# [Given request]
Extract all data as written.

# [Given data]
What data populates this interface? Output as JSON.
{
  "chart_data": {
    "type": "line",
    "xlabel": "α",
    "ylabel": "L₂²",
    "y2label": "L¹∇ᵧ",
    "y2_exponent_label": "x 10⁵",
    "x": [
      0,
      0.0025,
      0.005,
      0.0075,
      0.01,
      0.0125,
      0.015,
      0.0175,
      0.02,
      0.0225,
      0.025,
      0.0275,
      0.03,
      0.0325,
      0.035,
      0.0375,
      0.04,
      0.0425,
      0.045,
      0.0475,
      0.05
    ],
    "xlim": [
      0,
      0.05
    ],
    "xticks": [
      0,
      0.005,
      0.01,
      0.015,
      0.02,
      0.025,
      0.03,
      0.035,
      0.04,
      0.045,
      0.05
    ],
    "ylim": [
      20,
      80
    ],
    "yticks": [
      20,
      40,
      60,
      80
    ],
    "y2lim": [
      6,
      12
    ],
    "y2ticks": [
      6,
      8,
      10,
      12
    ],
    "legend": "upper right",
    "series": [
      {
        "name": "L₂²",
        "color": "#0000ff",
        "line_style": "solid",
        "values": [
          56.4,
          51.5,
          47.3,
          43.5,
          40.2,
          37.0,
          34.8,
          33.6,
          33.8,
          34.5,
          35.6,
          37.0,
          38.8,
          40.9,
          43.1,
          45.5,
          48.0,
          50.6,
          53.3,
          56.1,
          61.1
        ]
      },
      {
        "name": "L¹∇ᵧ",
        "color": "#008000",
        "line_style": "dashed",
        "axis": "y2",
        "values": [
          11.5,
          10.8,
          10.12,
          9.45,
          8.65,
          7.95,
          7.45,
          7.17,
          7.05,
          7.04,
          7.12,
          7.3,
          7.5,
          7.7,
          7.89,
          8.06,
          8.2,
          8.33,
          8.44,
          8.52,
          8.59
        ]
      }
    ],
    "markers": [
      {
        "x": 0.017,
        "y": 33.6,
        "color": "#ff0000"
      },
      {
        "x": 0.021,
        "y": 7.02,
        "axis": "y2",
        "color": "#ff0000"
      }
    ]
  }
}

# [The solution]
What data populates this interface? Output as JSON.
{
  "chart_data": {
    "type": "line",
    "xlabel": "α",
    "ylabel": "L₂²",
    "y2label": "L¹∇ᵧ",
    "y2_exponent_label": "x 10⁵",
    "x": [
      0,
      0.0025,
      0.005,
      0.0075,
      0.01,
      0.0125,
      0.015,
      0.0175,
      0.02,
      0.0225,
      0.025,
      0.0275,
      0.03,
      0.0325,
      0.035,
      0.0375,
      0.04,
      0.0425,
      0.045,
      0.0475,
      0.05
    ],
    "xlim": [
      0,
      0.05
    ],
    "xticks": [
      0,
      0.005,
      0.01,
      0.015,
      0.02,
      0.025,
      0.03,
      0.035,
      0.04,
      0.045,
      0.05
    ],
    "ylim": [
      20,
      80
    ],
    "yticks": [
      20,
      40,
      60,
      80
    ],
    "y2lim": [
      6,
      12
    ],
    "y2ticks": [
      6,
      8,
      10,
      12
    ],
    "legend": "upper right",
    "series": [
      {
        "name": "L₂²",
        "color": "#0000ff",
        "line_style": "solid",
        "values": [
          56.4,
          51.5,
          47.3,
          43.5,
          40.2,
          37.0,
          34.8,
          33.6,
          33.8,
          34.5,
          35.6,
          37.0,
          38.8,
          40.9,
          43.1,
          45.5,
          48.0,
          50.6,
          53.3,
          56.1,
          61.1
        ]
      },
      {
        "name": "L¹∇ᵧ",
        "color": "#008000",
        "line_style": "dashed",
        "axis": "y2",
        "values": [
          11.5,
          10.8,
          10.12,
          9.45,
          8.65,
          7.95,
          7.45,
          7.17,
          7.05,
          7.04,
          7.12,
          7.3,
          7.5,
          7.7,
          7.89,
          8.06,
          8.2,
          8.33,
          8.44,
          8.52,
          8.59
        ]
      }
    ],
    "markers": [
      {
        "x": 0.017,
        "y": 33.6,
        "color": "#ff0000"
      },
      {
        "x": 0.021,
        "y": 7.02,
        "axis": "y2",
        "color": "#ff0000"
      }
    ]
  }
}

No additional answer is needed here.